--- EXCERTO DO DOCUMENTO ---

A transparência e o estatuto dos deputados é uma das duas novas comissões parlamentares que foram oficializadas esta quinta-feira, na Assembleia da República, depois das conclusões apresentadas pelo grupo de trabalho liderado por Edite Estrela. A par da nova orgânica das comissões parlamentares, a Conferência de Líderes criou um grupo de trabalho para criar novas grelhas de tempos tendo em conta o surgimento de três novos partidos.

Nesta legislatura que agora começou, o número de comissões parlamentares permanentes passam de 12 para 14 e para além da transparência e do estatuto dos deputados — que na anterior legislatura era uma comissão eventual –, vai também existir uma comissão permanente de administração pública, modernização administrativa, descentralização e poder local, que vai ser liderada por um deputado do PSD.

O PS fica com oito presidências de comissões parlamentares, o Partido Social Democrata fica com cinco lideranças e o Bloco de Esquerda com uma, tal como na anterior legislatura. As novas comissões parlamentares reúnem pela primeira vez no dia 8 de novembro.

Grupo de trabalho discute nova grelha de tempos de intervenção

Na conferência de líderes desta quinta-feira foi ainda criado um Grupo de Trabalho para a “reapreciação das grelhas de tempos” tendo em conta o atual quadro parlamentar, que registou a entrada de três novos partidos — sem grupo parlamentar.

Este grupo de trabalho será liderado pelo deputado bloquista José Manuel Pureza e vai integrar um deputado de cada grupo parlamentar, ou seja, deixa de fora os deputados do Chega, Iniciativa Liberal e do Livre. As conclusões deste grupo de trabalho vão ser conhecidas na reunião da conferência de líderes de 8 de novembro.

---

#### [TAREFAS PROPOSTAS]
**A)** Responda às perguntas seguintes com base no excerto sobre as comissões parlamentares:
(i) Quantas comissões parlamentares permanentes passa a haver nesta legislatura?
(ii) Quantas presidências de comissões parlamentares ficam com o PS?
(iii) Quem vai liderar o grupo de trabalho para a reapreciação das grelhas de tempos?
**B)** Enumere todos os partidos políticos mencionados no excerto sobre as comissões parlamentares.

--- REGISTOS DE DADOS ---

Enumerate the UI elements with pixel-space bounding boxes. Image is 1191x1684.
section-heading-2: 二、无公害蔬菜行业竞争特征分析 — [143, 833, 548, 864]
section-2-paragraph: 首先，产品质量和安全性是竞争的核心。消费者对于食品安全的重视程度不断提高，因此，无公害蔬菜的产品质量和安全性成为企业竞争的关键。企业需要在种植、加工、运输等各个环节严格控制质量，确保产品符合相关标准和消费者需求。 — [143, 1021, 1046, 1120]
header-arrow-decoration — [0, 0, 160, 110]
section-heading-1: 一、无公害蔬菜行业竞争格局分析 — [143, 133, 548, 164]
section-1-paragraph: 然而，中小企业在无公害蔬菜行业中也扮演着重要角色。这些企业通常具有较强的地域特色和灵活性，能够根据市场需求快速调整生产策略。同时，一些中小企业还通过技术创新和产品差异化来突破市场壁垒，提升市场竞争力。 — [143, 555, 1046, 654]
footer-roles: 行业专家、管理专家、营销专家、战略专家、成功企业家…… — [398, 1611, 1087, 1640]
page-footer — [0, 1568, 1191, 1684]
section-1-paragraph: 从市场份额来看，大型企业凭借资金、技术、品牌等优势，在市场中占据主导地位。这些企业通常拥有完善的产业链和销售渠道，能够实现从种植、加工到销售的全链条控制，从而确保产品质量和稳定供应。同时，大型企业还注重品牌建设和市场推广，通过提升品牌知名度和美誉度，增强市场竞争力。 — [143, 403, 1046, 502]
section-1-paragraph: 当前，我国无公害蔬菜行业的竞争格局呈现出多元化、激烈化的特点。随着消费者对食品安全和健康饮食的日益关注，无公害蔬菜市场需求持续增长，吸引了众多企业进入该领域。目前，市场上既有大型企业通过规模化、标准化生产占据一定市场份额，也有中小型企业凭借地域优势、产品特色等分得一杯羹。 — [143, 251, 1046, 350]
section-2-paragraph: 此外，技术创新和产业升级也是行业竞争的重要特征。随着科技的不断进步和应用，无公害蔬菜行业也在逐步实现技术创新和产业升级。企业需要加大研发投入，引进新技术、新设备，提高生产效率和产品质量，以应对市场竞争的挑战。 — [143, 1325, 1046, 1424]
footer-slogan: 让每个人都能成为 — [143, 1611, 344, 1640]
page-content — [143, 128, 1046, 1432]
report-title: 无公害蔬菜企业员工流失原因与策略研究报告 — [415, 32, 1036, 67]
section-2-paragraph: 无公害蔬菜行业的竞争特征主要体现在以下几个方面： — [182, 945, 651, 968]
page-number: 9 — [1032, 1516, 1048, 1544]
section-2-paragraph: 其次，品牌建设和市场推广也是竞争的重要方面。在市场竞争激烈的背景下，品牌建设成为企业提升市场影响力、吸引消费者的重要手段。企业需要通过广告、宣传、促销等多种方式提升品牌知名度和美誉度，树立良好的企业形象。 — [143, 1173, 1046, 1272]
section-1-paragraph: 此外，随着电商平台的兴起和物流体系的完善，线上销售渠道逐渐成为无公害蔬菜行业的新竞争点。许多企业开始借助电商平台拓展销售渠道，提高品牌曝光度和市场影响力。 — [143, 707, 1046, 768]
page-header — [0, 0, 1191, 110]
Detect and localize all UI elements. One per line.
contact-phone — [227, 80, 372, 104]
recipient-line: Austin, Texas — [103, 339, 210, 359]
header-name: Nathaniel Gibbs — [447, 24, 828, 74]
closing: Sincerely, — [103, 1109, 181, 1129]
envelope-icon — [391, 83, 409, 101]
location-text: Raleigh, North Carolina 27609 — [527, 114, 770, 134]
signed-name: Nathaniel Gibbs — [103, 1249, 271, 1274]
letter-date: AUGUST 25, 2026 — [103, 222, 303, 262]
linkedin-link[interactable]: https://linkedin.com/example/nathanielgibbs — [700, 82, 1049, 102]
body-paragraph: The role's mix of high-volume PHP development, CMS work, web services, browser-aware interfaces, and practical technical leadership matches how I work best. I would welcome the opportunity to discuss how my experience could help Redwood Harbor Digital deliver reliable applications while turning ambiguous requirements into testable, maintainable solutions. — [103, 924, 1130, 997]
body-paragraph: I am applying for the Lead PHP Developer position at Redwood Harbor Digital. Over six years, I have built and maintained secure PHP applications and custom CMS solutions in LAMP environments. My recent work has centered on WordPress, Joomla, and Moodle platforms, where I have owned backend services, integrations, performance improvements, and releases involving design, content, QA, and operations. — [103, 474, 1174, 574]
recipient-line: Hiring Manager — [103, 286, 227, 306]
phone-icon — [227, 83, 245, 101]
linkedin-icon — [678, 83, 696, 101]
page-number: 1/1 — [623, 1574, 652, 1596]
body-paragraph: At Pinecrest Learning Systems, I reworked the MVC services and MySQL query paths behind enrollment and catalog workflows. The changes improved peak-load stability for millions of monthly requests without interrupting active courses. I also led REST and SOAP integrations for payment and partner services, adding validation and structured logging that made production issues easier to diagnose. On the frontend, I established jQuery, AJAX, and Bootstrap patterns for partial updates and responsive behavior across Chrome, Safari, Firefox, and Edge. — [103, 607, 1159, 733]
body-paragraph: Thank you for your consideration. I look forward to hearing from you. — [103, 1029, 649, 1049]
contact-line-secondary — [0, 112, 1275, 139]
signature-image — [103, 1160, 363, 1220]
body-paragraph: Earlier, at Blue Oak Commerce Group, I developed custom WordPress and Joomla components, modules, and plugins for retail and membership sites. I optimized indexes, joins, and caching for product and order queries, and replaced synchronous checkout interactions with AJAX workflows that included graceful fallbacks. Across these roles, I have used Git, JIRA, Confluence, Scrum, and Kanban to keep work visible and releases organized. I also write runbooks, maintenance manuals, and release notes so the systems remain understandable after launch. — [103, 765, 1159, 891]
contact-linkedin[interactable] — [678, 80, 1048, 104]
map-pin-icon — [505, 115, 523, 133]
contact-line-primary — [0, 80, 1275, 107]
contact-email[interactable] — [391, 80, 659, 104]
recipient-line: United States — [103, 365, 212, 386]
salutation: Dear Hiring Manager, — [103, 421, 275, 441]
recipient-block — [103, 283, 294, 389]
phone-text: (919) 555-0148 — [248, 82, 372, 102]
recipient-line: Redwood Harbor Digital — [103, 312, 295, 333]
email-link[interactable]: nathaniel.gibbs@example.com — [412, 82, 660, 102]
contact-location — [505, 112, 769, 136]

---

#### [RESPOSTAS DO EXERCÍCIO]
**A)**
(i) Catorze.
(ii) Oito.
(iii) O deputado bloquista José Manuel Pureza.

**B)**
PS
Partido Social Democrata (PSD)
Bloco de Esquerda
Chega
Iniciativa Liberal
Livre